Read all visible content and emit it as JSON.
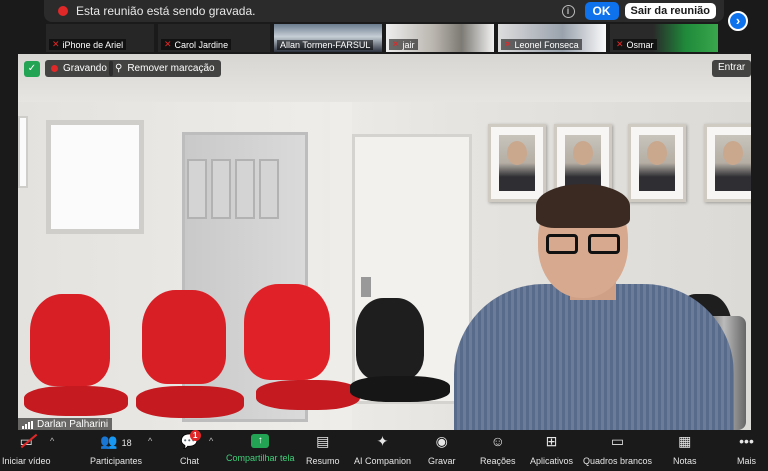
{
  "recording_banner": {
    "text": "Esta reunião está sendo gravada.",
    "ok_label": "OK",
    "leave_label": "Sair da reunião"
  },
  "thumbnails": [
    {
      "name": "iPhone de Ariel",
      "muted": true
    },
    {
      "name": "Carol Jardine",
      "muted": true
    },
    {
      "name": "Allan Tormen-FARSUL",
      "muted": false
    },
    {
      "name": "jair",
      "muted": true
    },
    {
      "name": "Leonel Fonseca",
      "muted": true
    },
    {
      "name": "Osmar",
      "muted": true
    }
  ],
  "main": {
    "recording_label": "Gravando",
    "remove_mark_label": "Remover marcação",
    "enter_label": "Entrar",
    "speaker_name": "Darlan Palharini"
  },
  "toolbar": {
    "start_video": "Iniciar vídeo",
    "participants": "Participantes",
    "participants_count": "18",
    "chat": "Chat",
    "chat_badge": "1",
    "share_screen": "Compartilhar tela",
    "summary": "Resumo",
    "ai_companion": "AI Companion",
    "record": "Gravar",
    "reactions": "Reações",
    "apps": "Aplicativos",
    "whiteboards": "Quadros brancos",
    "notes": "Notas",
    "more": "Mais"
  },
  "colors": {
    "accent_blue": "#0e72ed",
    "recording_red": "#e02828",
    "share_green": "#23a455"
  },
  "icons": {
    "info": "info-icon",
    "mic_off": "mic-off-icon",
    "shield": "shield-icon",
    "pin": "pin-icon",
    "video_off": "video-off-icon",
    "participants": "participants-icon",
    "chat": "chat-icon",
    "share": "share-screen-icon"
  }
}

> [EXERCISE AIM] Skip the pictures, then retype every line above exactly.

> [ANSWER TO THE TASK]
Read all visible content and emit it as JSON.
{
  "recording_banner": {
    "text": "Esta reunião está sendo gravada.",
    "ok_label": "OK",
    "leave_label": "Sair da reunião"
  },
  "thumbnails": [
    {
      "name": "iPhone de Ariel",
      "muted": true
    },
    {
      "name": "Carol Jardine",
      "muted": true
    },
    {
      "name": "Allan Tormen-FARSUL",
      "muted": false
    },
    {
      "name": "jair",
      "muted": true
    },
    {
      "name": "Leonel Fonseca",
      "muted": true
    },
    {
      "name": "Osmar",
      "muted": true
    }
  ],
  "main": {
    "recording_label": "Gravando",
    "remove_mark_label": "Remover marcação",
    "enter_label": "Entrar",
    "speaker_name": "Darlan Palharini"
  },
  "toolbar": {
    "start_video": "Iniciar vídeo",
    "participants": "Participantes",
    "participants_count": "18",
    "chat": "Chat",
    "chat_badge": "1",
    "share_screen": "Compartilhar tela",
    "summary": "Resumo",
    "ai_companion": "AI Companion",
    "record": "Gravar",
    "reactions": "Reações",
    "apps": "Aplicativos",
    "whiteboards": "Quadros brancos",
    "notes": "Notas",
    "more": "Mais"
  },
  "colors": {
    "accent_blue": "#0e72ed",
    "recording_red": "#e02828",
    "share_green": "#23a455"
  },
  "icons": {
    "info": "info-icon",
    "mic_off": "mic-off-icon",
    "shield": "shield-icon",
    "pin": "pin-icon",
    "video_off": "video-off-icon",
    "participants": "participants-icon",
    "chat": "chat-icon",
    "share": "share-screen-icon"
  }
}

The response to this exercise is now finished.